# Selected extract:
The early period of the Bretton Woods era witnessed Europe's reconstruction, the formulation of the United Nations, World Bank, the IMF and other transnational institutions and was powered by American manufacturing prowess, a certain degree of growth and development, and effective regulation like the the Glass-Steagall Act which separated Wall Street investment banks from commercial banking institutions and, in turn, checked the potential for rampant speculation affecting the entire financial system. Firms like J.P. Morgan, tellingly implicated in a plot during the Wall-Street-Federal Reserve induced depression for orchestrating a Fascist Coup against the Presidency of F.D.R, retreated to the City of London which was set up to operate as a regulation-free tax haven for Financial Capitalism. Slowly but effectively the City of London and Wall Street firms adulterated any potential for Bretton Woods to promote decolonization and sovereign development. Banksters backed F.D.R's successor Harry Truman and pushed a Foreign Policy Doctrine that merged the U.S Military with big business. What Charles E. Wilson, President of General Electric applauded in 1952 as the “permanent war economy,” great for business, would be classified by President Dwight D. Eisenhower as the “military-industrial complex,” a threat to democracy at large. Cold war policy portrayed an ideological struggle between capitalism and communism but in reality offered a bonanza for banks and business that thrust forth a form of Neocolonialism, the precursor to today's globalization and terror wars.

# Extracted entries:
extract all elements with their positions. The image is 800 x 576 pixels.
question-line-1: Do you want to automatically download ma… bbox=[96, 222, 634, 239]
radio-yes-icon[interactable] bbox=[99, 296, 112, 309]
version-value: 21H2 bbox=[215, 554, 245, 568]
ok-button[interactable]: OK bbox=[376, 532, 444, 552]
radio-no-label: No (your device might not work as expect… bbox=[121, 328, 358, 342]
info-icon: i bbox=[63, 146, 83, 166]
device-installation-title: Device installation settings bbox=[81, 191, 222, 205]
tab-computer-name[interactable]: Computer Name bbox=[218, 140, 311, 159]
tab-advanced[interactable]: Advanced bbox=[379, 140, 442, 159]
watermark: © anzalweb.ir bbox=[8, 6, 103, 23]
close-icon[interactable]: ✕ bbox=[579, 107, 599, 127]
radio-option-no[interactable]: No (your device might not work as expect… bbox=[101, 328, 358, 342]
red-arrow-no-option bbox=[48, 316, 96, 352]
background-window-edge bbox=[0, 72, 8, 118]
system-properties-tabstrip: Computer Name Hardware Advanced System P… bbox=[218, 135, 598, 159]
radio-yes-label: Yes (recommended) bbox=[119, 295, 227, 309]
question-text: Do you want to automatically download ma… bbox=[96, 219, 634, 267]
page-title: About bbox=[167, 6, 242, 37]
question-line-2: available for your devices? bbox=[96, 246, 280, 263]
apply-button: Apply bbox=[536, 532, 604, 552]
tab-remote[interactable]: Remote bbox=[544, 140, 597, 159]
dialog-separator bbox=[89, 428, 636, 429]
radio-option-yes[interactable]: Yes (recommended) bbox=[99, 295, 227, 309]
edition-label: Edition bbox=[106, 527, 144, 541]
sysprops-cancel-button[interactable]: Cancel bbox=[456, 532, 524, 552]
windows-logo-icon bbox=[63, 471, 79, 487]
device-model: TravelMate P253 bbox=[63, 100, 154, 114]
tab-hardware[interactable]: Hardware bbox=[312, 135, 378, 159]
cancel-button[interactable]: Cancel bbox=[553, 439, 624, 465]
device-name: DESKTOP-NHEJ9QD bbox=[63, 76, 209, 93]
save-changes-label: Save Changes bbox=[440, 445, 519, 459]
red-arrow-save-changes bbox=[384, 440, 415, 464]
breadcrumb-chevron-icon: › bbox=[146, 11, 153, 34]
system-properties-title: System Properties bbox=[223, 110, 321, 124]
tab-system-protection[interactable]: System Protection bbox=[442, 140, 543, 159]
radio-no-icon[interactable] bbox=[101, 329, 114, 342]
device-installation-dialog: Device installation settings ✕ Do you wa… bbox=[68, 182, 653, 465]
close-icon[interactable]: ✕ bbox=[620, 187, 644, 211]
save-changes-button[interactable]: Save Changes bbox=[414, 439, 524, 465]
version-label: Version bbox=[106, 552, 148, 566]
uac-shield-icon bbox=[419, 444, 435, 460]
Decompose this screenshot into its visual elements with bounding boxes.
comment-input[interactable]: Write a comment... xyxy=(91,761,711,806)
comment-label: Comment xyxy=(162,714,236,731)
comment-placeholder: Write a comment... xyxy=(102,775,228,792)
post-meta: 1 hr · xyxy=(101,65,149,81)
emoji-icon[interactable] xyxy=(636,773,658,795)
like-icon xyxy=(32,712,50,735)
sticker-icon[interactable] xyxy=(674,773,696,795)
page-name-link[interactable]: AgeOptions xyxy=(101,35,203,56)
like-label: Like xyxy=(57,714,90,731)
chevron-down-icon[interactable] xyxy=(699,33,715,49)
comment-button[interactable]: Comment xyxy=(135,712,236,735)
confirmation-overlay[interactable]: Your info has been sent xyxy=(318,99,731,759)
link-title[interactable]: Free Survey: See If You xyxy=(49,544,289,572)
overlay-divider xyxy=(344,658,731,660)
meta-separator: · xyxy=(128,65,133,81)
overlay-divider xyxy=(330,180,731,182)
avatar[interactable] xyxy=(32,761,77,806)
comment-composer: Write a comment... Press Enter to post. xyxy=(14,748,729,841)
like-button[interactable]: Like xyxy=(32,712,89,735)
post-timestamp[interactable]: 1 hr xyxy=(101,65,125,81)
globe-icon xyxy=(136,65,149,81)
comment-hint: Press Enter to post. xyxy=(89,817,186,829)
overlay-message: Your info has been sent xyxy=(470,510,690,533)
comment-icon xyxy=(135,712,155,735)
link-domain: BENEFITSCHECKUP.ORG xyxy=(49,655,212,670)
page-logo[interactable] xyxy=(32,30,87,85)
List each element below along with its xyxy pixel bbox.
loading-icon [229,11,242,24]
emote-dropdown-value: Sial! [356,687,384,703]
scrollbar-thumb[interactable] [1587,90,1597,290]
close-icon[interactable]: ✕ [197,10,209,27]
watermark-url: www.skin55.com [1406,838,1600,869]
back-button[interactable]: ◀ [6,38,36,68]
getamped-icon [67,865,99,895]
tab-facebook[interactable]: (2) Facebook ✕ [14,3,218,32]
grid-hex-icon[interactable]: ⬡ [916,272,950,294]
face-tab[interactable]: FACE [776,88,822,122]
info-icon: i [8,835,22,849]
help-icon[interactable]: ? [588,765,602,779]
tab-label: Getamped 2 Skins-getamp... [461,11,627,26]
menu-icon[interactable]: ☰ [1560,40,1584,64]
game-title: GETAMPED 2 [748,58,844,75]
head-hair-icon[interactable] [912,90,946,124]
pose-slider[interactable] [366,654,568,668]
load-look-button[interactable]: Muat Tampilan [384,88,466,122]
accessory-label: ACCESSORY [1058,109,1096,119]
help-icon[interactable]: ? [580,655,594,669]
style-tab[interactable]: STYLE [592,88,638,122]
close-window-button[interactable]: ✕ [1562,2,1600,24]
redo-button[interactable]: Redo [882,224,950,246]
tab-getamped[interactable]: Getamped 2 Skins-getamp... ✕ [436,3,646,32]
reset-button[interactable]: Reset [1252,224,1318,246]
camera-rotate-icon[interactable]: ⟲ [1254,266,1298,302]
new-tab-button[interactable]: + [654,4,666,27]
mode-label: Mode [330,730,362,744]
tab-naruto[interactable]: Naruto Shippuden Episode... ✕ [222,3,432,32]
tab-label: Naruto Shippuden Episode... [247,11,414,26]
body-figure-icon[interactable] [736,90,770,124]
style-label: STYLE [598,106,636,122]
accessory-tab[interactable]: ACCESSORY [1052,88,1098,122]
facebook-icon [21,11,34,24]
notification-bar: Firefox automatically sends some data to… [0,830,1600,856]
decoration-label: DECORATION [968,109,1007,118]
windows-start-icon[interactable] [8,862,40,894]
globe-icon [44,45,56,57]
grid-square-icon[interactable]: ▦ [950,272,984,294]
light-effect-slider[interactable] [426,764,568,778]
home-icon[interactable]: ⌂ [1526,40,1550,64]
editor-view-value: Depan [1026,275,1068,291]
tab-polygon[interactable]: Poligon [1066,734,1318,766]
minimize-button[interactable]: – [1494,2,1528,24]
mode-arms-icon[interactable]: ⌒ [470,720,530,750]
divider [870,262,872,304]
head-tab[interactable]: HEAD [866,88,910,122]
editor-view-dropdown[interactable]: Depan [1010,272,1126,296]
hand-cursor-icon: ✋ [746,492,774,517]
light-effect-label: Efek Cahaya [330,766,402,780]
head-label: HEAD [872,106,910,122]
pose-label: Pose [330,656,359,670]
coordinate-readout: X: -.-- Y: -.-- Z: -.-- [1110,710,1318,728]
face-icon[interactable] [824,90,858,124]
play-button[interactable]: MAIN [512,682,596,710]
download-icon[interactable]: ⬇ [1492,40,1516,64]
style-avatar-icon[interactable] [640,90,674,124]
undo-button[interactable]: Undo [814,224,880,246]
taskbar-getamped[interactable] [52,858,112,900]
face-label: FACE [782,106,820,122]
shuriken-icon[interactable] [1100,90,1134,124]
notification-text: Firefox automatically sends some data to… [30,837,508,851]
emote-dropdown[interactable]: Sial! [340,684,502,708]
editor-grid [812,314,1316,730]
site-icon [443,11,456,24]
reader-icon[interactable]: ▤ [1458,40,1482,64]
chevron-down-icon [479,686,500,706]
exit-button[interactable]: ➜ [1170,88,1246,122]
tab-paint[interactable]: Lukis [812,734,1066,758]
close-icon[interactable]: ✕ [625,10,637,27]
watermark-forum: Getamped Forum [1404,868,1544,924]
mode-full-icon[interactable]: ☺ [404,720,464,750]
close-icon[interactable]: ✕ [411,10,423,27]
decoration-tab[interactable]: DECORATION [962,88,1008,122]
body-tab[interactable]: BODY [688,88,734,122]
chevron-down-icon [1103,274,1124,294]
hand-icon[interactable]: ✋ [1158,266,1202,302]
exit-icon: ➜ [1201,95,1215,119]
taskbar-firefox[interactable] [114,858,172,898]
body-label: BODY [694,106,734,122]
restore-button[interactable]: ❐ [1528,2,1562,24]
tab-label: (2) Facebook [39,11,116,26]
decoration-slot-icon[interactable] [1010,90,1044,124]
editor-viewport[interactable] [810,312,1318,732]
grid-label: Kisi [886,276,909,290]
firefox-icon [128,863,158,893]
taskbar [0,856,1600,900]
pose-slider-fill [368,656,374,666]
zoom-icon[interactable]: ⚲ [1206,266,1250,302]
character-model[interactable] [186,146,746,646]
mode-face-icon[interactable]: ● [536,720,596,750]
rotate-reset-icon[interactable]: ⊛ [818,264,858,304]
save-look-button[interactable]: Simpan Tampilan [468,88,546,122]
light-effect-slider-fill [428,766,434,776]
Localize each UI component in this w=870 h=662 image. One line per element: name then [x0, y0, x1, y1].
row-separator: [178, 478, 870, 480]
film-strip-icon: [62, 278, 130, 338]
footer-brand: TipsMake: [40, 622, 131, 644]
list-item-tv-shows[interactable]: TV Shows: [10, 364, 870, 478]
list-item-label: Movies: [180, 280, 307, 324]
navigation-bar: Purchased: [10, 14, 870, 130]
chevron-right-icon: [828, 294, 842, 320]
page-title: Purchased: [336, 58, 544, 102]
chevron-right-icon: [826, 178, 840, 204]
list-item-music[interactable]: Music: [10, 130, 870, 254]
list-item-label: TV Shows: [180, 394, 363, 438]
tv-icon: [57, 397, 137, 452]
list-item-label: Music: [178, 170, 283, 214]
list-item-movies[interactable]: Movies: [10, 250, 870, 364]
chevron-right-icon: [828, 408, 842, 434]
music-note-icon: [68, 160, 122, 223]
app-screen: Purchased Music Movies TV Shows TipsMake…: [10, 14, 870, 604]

# Challenge:
Write the next part of the passage about the Bretton Woods era, picking up after its final sentence.

# Reply:
Vietnam was the hallmark of this rise to power. In 1976 Samuel Huntington issued a report through the Trilateral Commission entitled, “The Democratic Distemper.” He foresaw that by the end of the 20th Century, “the United States was the hegemonic power in a system of World order,” and was candid about high finance's role. He admitted that “Truman made a point of bringing a substantial number of non-partisan soldiers, Republican bankers and Wall Street lawyers into his administration,” and described the empire formulated then but continuing to today,
To the extent that the United States was governed by anyone during the decades after World War II, it was governed by the President acting with the support and cooperation of key individuals and groups in the executive office, the federal bureaucracy, congress, and the more important businesses, banks, law firms, foundations and media which constitute the private sector's “Establishment.”

By 1976 that “Establishment” had adulterated almost all of Post-World War II era reform, and had induced a near monetary catastrophe as a consequence of the Vietnam War. Today that monetarist empire continues only because the Establishment developed and maintained its petrodollar scheme.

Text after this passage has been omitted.